### Instructions for the task
Leave the pictures out, and retype all of the material exactly as written.

### The data
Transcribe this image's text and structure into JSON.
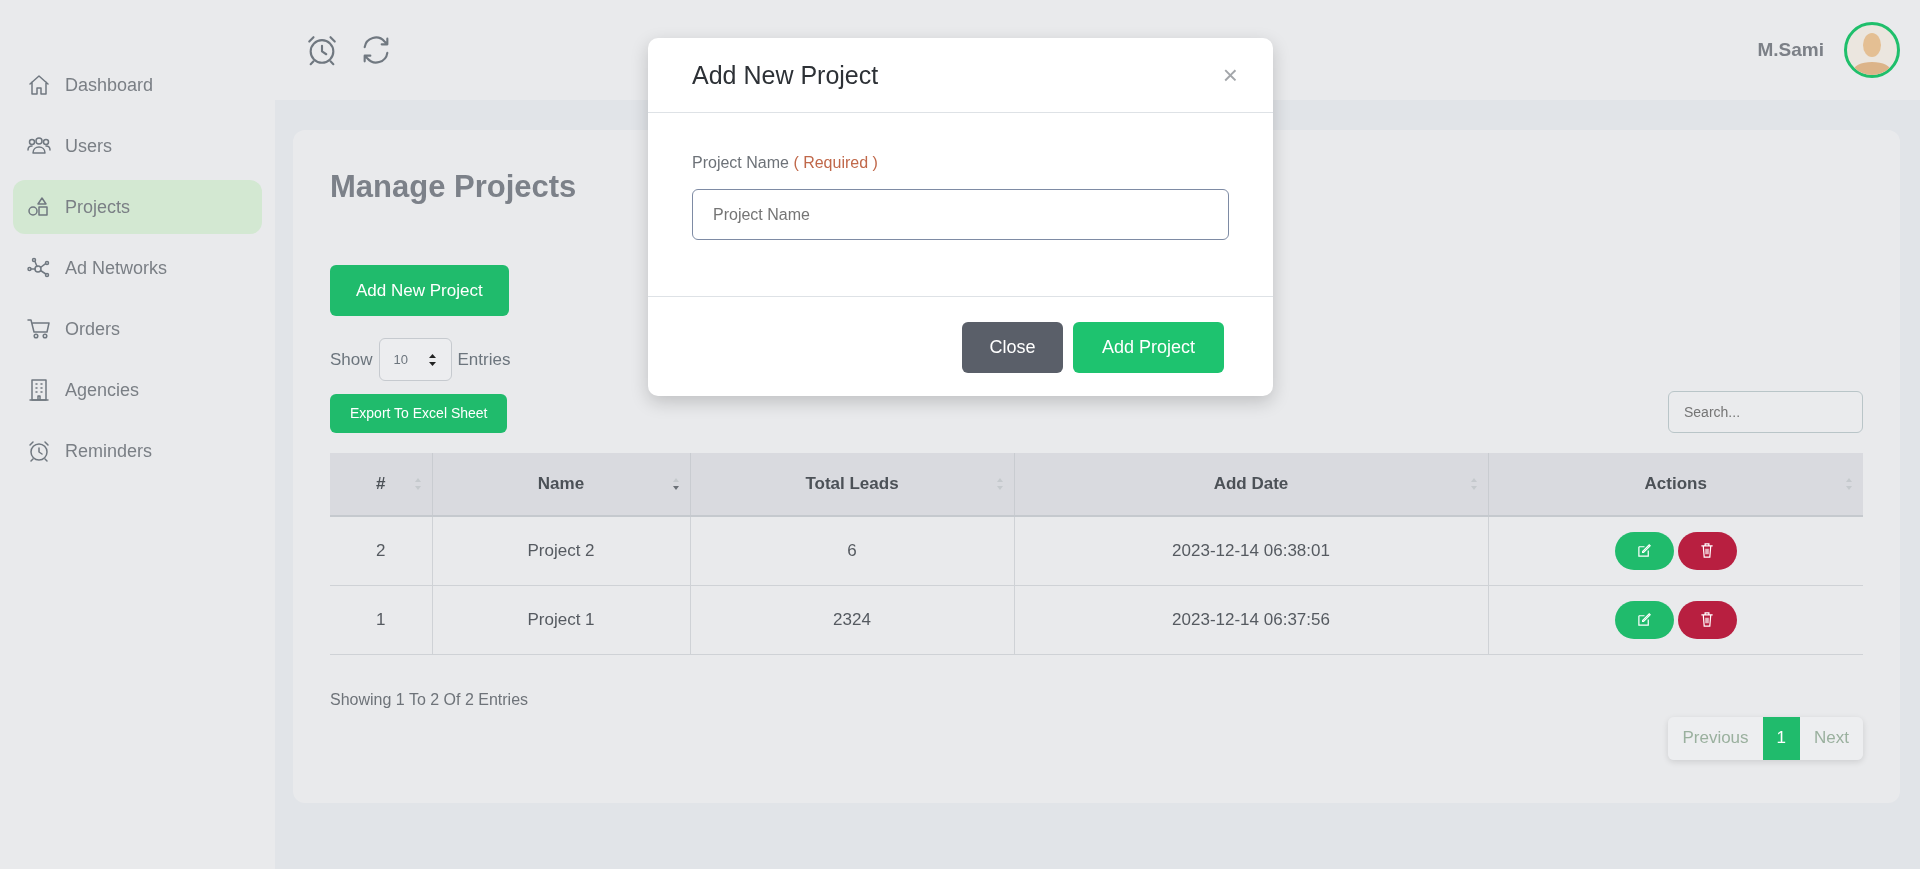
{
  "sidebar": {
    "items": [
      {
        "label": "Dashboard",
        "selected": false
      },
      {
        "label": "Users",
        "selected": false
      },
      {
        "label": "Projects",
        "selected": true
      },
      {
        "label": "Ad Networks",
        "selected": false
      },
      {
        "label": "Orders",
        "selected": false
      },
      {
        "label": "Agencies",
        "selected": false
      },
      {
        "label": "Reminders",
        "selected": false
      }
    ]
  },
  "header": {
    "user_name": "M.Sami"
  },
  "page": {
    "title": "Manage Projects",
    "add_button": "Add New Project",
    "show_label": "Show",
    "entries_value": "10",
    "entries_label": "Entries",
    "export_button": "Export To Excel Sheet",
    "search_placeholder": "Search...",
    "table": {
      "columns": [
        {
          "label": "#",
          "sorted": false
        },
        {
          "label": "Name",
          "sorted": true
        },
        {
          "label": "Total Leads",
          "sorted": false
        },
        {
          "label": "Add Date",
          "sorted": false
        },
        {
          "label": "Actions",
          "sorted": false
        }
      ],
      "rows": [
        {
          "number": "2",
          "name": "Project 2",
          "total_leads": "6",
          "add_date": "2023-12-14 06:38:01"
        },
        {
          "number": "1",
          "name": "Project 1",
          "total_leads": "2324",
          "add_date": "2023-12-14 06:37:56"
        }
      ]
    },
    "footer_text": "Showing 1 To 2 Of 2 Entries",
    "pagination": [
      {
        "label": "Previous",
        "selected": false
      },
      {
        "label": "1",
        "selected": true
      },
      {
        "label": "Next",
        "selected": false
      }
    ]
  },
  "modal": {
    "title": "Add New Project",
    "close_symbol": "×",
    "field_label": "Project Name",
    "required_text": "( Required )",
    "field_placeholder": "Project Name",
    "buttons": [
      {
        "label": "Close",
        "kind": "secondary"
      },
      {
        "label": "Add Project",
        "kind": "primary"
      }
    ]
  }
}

### Task result
Transcribe this image's text and structure into JSON.
{
  "sidebar": {
    "items": [
      {
        "label": "Dashboard",
        "selected": false
      },
      {
        "label": "Users",
        "selected": false
      },
      {
        "label": "Projects",
        "selected": true
      },
      {
        "label": "Ad Networks",
        "selected": false
      },
      {
        "label": "Orders",
        "selected": false
      },
      {
        "label": "Agencies",
        "selected": false
      },
      {
        "label": "Reminders",
        "selected": false
      }
    ]
  },
  "header": {
    "user_name": "M.Sami"
  },
  "page": {
    "title": "Manage Projects",
    "add_button": "Add New Project",
    "show_label": "Show",
    "entries_value": "10",
    "entries_label": "Entries",
    "export_button": "Export To Excel Sheet",
    "search_placeholder": "Search...",
    "table": {
      "columns": [
        {
          "label": "#",
          "sorted": false
        },
        {
          "label": "Name",
          "sorted": true
        },
        {
          "label": "Total Leads",
          "sorted": false
        },
        {
          "label": "Add Date",
          "sorted": false
        },
        {
          "label": "Actions",
          "sorted": false
        }
      ],
      "rows": [
        {
          "number": "2",
          "name": "Project 2",
          "total_leads": "6",
          "add_date": "2023-12-14 06:38:01"
        },
        {
          "number": "1",
          "name": "Project 1",
          "total_leads": "2324",
          "add_date": "2023-12-14 06:37:56"
        }
      ]
    },
    "footer_text": "Showing 1 To 2 Of 2 Entries",
    "pagination": [
      {
        "label": "Previous",
        "selected": false
      },
      {
        "label": "1",
        "selected": true
      },
      {
        "label": "Next",
        "selected": false
      }
    ]
  },
  "modal": {
    "title": "Add New Project",
    "close_symbol": "×",
    "field_label": "Project Name",
    "required_text": "( Required )",
    "field_placeholder": "Project Name",
    "buttons": [
      {
        "label": "Close",
        "kind": "secondary"
      },
      {
        "label": "Add Project",
        "kind": "primary"
      }
    ]
  }
}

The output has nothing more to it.